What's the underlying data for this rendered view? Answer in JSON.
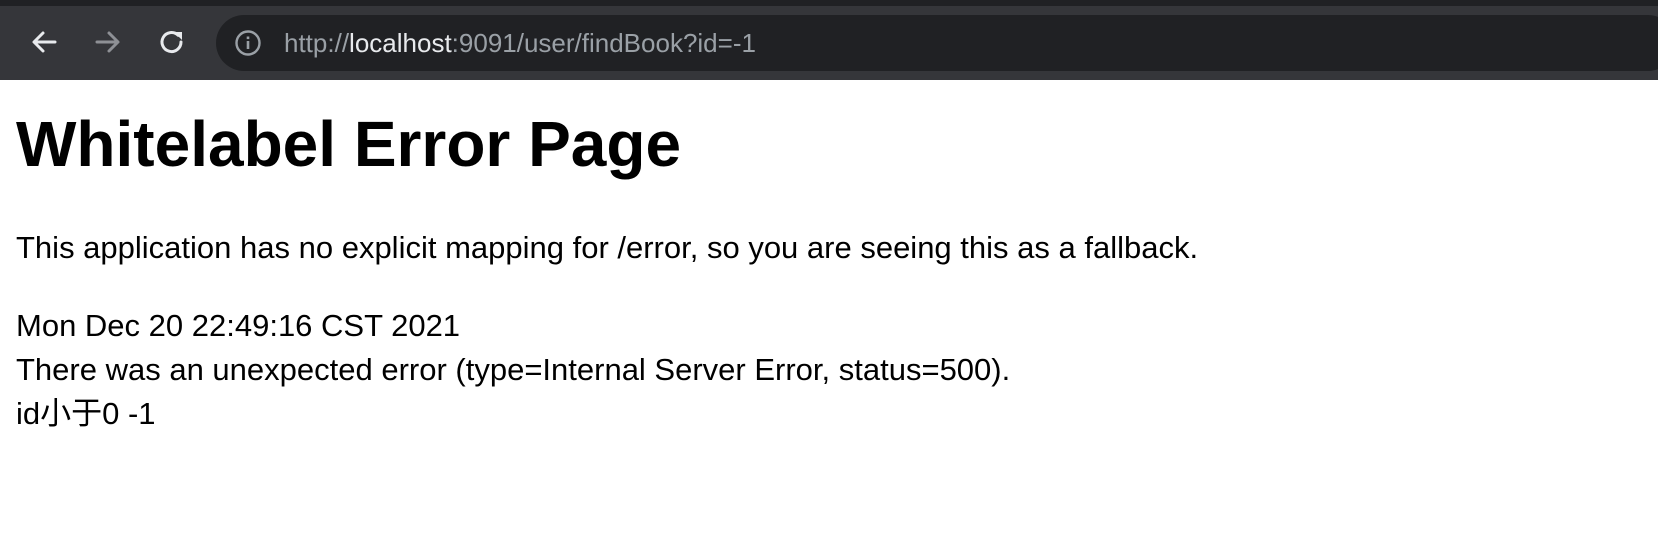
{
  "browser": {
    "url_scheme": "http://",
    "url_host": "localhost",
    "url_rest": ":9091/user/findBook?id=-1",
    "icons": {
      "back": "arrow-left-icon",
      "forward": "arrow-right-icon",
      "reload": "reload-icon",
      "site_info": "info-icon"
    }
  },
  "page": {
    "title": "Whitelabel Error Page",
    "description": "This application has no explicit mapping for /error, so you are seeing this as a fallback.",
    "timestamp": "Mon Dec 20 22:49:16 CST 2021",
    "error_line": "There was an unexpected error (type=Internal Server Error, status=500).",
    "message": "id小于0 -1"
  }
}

■ ■ ■ ■

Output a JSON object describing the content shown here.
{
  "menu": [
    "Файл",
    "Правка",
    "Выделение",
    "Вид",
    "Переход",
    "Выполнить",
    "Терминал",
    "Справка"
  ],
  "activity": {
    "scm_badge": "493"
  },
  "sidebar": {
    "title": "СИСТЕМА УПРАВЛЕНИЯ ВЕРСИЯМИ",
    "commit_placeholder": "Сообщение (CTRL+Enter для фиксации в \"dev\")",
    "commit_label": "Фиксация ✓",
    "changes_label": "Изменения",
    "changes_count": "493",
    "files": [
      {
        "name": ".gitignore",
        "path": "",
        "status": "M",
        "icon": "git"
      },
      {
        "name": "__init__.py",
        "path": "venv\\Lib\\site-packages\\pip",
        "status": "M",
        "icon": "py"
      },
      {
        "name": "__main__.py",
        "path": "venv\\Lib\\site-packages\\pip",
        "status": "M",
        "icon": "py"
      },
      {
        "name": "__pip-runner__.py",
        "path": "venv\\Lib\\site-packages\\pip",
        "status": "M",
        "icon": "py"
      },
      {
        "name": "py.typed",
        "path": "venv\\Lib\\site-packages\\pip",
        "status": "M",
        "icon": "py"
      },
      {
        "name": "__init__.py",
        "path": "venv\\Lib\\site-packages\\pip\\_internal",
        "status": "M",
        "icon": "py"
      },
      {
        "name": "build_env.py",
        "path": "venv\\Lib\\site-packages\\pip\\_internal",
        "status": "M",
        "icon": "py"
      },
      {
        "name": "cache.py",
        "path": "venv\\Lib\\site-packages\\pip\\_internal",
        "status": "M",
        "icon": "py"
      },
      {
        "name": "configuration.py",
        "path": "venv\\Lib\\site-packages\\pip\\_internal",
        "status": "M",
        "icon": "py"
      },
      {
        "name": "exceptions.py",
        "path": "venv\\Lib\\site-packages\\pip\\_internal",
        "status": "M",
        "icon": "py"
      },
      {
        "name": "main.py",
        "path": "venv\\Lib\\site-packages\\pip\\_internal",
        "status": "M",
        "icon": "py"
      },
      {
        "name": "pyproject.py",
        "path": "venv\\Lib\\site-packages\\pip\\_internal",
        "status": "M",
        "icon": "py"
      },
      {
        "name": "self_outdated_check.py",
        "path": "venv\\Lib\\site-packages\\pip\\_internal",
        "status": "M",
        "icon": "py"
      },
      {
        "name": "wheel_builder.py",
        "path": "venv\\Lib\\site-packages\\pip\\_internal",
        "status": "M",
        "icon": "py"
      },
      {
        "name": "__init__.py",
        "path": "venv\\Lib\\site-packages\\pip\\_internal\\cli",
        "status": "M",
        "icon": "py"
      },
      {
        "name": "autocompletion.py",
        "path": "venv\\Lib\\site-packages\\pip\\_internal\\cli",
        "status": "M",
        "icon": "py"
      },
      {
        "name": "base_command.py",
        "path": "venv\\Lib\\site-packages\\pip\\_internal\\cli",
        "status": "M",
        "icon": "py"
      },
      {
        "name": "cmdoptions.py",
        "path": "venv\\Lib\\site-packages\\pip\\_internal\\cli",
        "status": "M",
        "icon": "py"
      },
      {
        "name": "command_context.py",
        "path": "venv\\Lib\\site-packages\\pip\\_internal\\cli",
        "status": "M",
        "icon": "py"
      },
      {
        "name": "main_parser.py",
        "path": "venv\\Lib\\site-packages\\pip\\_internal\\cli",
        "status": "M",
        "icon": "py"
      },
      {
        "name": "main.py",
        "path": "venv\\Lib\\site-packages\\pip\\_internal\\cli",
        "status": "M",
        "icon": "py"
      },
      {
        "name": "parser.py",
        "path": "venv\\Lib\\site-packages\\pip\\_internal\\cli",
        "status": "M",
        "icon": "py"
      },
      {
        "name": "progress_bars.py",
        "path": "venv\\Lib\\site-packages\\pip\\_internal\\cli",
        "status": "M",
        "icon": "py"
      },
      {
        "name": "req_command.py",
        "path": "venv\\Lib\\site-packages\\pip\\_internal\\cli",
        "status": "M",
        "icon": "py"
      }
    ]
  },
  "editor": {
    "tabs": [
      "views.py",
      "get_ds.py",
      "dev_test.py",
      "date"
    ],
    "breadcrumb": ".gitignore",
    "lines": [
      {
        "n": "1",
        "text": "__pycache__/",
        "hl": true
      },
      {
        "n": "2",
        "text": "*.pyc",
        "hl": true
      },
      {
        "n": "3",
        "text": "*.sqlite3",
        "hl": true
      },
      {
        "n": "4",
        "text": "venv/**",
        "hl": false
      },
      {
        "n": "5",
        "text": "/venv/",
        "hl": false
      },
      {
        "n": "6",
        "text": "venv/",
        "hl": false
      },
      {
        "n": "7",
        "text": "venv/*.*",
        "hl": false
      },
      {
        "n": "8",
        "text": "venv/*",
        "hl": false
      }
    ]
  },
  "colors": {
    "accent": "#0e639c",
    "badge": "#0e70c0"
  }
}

■ ■ ■ ■

> **WORK TO DO**: Read through the entries and copy every line that includes "this".

> **WRITTEN REPLY**:
What's the underlying data for this rendered view? Answer in JSON.
    "description": "This application has no explicit mapping for /error, so you are seeing this as a fallback.",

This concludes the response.